[START MATERIAL SHOWN]
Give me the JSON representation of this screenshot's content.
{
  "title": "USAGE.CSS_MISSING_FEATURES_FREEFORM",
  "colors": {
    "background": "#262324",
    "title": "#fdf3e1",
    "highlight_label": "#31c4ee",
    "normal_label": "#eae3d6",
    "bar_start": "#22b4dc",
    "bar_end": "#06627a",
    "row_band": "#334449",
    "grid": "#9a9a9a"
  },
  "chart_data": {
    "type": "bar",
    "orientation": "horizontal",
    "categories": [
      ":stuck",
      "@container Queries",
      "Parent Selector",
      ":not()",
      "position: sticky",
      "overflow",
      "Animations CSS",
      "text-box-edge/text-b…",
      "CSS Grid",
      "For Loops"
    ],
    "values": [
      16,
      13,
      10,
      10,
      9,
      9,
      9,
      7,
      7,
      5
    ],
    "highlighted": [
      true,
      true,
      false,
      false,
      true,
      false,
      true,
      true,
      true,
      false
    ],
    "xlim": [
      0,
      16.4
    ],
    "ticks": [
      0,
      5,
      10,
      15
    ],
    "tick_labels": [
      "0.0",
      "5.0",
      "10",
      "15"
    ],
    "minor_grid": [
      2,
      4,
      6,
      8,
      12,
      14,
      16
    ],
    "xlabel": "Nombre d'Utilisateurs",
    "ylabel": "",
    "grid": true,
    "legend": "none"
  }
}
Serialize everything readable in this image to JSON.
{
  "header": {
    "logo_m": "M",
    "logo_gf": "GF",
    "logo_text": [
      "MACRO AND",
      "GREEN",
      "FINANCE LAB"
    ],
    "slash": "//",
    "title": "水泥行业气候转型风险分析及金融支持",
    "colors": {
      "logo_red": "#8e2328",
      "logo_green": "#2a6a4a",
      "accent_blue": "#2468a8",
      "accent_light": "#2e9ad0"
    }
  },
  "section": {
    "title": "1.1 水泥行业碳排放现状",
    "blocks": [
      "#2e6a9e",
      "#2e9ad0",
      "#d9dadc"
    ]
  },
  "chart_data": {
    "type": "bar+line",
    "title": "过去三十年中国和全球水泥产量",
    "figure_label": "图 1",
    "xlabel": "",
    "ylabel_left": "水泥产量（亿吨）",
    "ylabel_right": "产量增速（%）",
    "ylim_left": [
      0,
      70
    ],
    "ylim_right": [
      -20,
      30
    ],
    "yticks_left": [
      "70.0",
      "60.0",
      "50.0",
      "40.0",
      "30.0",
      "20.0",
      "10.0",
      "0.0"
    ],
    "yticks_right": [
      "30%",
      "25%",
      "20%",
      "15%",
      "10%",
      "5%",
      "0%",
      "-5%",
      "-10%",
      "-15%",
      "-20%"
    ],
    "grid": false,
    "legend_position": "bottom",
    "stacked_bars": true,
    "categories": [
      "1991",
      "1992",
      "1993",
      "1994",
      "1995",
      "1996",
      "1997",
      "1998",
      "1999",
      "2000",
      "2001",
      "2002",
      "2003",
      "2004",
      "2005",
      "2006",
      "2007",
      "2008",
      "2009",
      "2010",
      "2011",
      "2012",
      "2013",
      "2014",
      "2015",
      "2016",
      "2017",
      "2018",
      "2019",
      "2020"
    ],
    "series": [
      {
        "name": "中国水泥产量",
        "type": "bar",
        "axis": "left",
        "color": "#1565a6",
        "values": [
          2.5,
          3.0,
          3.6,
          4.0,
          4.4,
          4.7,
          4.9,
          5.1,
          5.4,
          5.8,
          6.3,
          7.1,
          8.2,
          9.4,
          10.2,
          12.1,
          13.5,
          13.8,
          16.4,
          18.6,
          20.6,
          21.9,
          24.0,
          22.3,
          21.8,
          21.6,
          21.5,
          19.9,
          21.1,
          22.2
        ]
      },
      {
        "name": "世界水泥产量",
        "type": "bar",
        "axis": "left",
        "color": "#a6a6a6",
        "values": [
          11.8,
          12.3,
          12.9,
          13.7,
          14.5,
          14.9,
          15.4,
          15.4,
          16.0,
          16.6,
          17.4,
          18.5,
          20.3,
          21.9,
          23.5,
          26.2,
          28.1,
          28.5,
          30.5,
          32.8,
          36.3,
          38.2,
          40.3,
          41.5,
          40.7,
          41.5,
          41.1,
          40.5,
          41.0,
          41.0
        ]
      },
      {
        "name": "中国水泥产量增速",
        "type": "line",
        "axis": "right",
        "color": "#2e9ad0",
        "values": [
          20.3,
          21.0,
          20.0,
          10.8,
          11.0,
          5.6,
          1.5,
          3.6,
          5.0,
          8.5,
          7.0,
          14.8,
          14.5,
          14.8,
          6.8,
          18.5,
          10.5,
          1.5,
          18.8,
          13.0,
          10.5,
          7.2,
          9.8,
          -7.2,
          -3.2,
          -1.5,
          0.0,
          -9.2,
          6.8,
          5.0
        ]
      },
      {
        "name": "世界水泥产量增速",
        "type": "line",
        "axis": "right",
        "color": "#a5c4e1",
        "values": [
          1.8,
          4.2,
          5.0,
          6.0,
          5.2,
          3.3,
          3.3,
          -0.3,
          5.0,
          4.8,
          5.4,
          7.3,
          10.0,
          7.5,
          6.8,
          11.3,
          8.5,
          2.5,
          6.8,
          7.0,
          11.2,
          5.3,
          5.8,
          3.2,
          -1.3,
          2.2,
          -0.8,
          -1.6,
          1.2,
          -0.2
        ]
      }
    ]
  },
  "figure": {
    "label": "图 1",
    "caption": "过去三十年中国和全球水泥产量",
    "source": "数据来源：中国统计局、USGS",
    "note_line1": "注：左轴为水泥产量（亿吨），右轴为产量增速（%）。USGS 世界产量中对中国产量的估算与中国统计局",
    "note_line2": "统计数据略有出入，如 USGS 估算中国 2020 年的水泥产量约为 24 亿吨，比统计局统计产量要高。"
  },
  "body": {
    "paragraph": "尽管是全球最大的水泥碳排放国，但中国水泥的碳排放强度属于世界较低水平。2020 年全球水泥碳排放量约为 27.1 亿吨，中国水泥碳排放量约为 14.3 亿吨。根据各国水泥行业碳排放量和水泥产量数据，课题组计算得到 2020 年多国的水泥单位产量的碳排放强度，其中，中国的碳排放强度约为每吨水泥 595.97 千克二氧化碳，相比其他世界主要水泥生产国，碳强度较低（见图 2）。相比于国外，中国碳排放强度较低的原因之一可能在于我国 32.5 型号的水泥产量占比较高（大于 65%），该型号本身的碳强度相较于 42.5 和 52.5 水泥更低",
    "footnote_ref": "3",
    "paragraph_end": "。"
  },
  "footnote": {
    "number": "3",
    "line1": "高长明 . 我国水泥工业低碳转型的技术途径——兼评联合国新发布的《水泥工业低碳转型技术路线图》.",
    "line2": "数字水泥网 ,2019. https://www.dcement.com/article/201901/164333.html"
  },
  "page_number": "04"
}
[END MATERIAL SHOWN]
• SET TASK
Write out each line of the data above again, exactly as given.

• RESULT BELOW
Give me the JSON representation of this screenshot's content.
{
  "title": "USAGE.CSS_MISSING_FEATURES_FREEFORM",
  "colors": {
    "background": "#262324",
    "title": "#fdf3e1",
    "highlight_label": "#31c4ee",
    "normal_label": "#eae3d6",
    "bar_start": "#22b4dc",
    "bar_end": "#06627a",
    "row_band": "#334449",
    "grid": "#9a9a9a"
  },
  "chart_data": {
    "type": "bar",
    "orientation": "horizontal",
    "categories": [
      ":stuck",
      "@container Queries",
      "Parent Selector",
      ":not()",
      "position: sticky",
      "overflow",
      "Animations CSS",
      "text-box-edge/text-b…",
      "CSS Grid",
      "For Loops"
    ],
    "values": [
      16,
      13,
      10,
      10,
      9,
      9,
      9,
      7,
      7,
      5
    ],
    "highlighted": [
      true,
      true,
      false,
      false,
      true,
      false,
      true,
      true,
      true,
      false
    ],
    "xlim": [
      0,
      16.4
    ],
    "ticks": [
      0,
      5,
      10,
      15
    ],
    "tick_labels": [
      "0.0",
      "5.0",
      "10",
      "15"
    ],
    "minor_grid": [
      2,
      4,
      6,
      8,
      12,
      14,
      16
    ],
    "xlabel": "Nombre d'Utilisateurs",
    "ylabel": "",
    "grid": true,
    "legend": "none"
  }
}
Serialize everything readable in this image to JSON.
{
  "header": {
    "logo_m": "M",
    "logo_gf": "GF",
    "logo_text": [
      "MACRO AND",
      "GREEN",
      "FINANCE LAB"
    ],
    "slash": "//",
    "title": "水泥行业气候转型风险分析及金融支持",
    "colors": {
      "logo_red": "#8e2328",
      "logo_green": "#2a6a4a",
      "accent_blue": "#2468a8",
      "accent_light": "#2e9ad0"
    }
  },
  "section": {
    "title": "1.1 水泥行业碳排放现状",
    "blocks": [
      "#2e6a9e",
      "#2e9ad0",
      "#d9dadc"
    ]
  },
  "chart_data": {
    "type": "bar+line",
    "title": "过去三十年中国和全球水泥产量",
    "figure_label": "图 1",
    "xlabel": "",
    "ylabel_left": "水泥产量（亿吨）",
    "ylabel_right": "产量增速（%）",
    "ylim_left": [
      0,
      70
    ],
    "ylim_right": [
      -20,
      30
    ],
    "yticks_left": [
      "70.0",
      "60.0",
      "50.0",
      "40.0",
      "30.0",
      "20.0",
      "10.0",
      "0.0"
    ],
    "yticks_right": [
      "30%",
      "25%",
      "20%",
      "15%",
      "10%",
      "5%",
      "0%",
      "-5%",
      "-10%",
      "-15%",
      "-20%"
    ],
    "grid": false,
    "legend_position": "bottom",
    "stacked_bars": true,
    "categories": [
      "1991",
      "1992",
      "1993",
      "1994",
      "1995",
      "1996",
      "1997",
      "1998",
      "1999",
      "2000",
      "2001",
      "2002",
      "2003",
      "2004",
      "2005",
      "2006",
      "2007",
      "2008",
      "2009",
      "2010",
      "2011",
      "2012",
      "2013",
      "2014",
      "2015",
      "2016",
      "2017",
      "2018",
      "2019",
      "2020"
    ],
    "series": [
      {
        "name": "中国水泥产量",
        "type": "bar",
        "axis": "left",
        "color": "#1565a6",
        "values": [
          2.5,
          3.0,
          3.6,
          4.0,
          4.4,
          4.7,
          4.9,
          5.1,
          5.4,
          5.8,
          6.3,
          7.1,
          8.2,
          9.4,
          10.2,
          12.1,
          13.5,
          13.8,
          16.4,
          18.6,
          20.6,
          21.9,
          24.0,
          22.3,
          21.8,
          21.6,
          21.5,
          19.9,
          21.1,
          22.2
        ]
      },
      {
        "name": "世界水泥产量",
        "type": "bar",
        "axis": "left",
        "color": "#a6a6a6",
        "values": [
          11.8,
          12.3,
          12.9,
          13.7,
          14.5,
          14.9,
          15.4,
          15.4,
          16.0,
          16.6,
          17.4,
          18.5,
          20.3,
          21.9,
          23.5,
          26.2,
          28.1,
          28.5,
          30.5,
          32.8,
          36.3,
          38.2,
          40.3,
          41.5,
          40.7,
          41.5,
          41.1,
          40.5,
          41.0,
          41.0
        ]
      },
      {
        "name": "中国水泥产量增速",
        "type": "line",
        "axis": "right",
        "color": "#2e9ad0",
        "values": [
          20.3,
          21.0,
          20.0,
          10.8,
          11.0,
          5.6,
          1.5,
          3.6,
          5.0,
          8.5,
          7.0,
          14.8,
          14.5,
          14.8,
          6.8,
          18.5,
          10.5,
          1.5,
          18.8,
          13.0,
          10.5,
          7.2,
          9.8,
          -7.2,
          -3.2,
          -1.5,
          0.0,
          -9.2,
          6.8,
          5.0
        ]
      },
      {
        "name": "世界水泥产量增速",
        "type": "line",
        "axis": "right",
        "color": "#a5c4e1",
        "values": [
          1.8,
          4.2,
          5.0,
          6.0,
          5.2,
          3.3,
          3.3,
          -0.3,
          5.0,
          4.8,
          5.4,
          7.3,
          10.0,
          7.5,
          6.8,
          11.3,
          8.5,
          2.5,
          6.8,
          7.0,
          11.2,
          5.3,
          5.8,
          3.2,
          -1.3,
          2.2,
          -0.8,
          -1.6,
          1.2,
          -0.2
        ]
      }
    ]
  },
  "figure": {
    "label": "图 1",
    "caption": "过去三十年中国和全球水泥产量",
    "source": "数据来源：中国统计局、USGS",
    "note_line1": "注：左轴为水泥产量（亿吨），右轴为产量增速（%）。USGS 世界产量中对中国产量的估算与中国统计局",
    "note_line2": "统计数据略有出入，如 USGS 估算中国 2020 年的水泥产量约为 24 亿吨，比统计局统计产量要高。"
  },
  "body": {
    "paragraph": "尽管是全球最大的水泥碳排放国，但中国水泥的碳排放强度属于世界较低水平。2020 年全球水泥碳排放量约为 27.1 亿吨，中国水泥碳排放量约为 14.3 亿吨。根据各国水泥行业碳排放量和水泥产量数据，课题组计算得到 2020 年多国的水泥单位产量的碳排放强度，其中，中国的碳排放强度约为每吨水泥 595.97 千克二氧化碳，相比其他世界主要水泥生产国，碳强度较低（见图 2）。相比于国外，中国碳排放强度较低的原因之一可能在于我国 32.5 型号的水泥产量占比较高（大于 65%），该型号本身的碳强度相较于 42.5 和 52.5 水泥更低",
    "footnote_ref": "3",
    "paragraph_end": "。"
  },
  "footnote": {
    "number": "3",
    "line1": "高长明 . 我国水泥工业低碳转型的技术途径——兼评联合国新发布的《水泥工业低碳转型技术路线图》.",
    "line2": "数字水泥网 ,2019. https://www.dcement.com/article/201901/164333.html"
  },
  "page_number": "04"
}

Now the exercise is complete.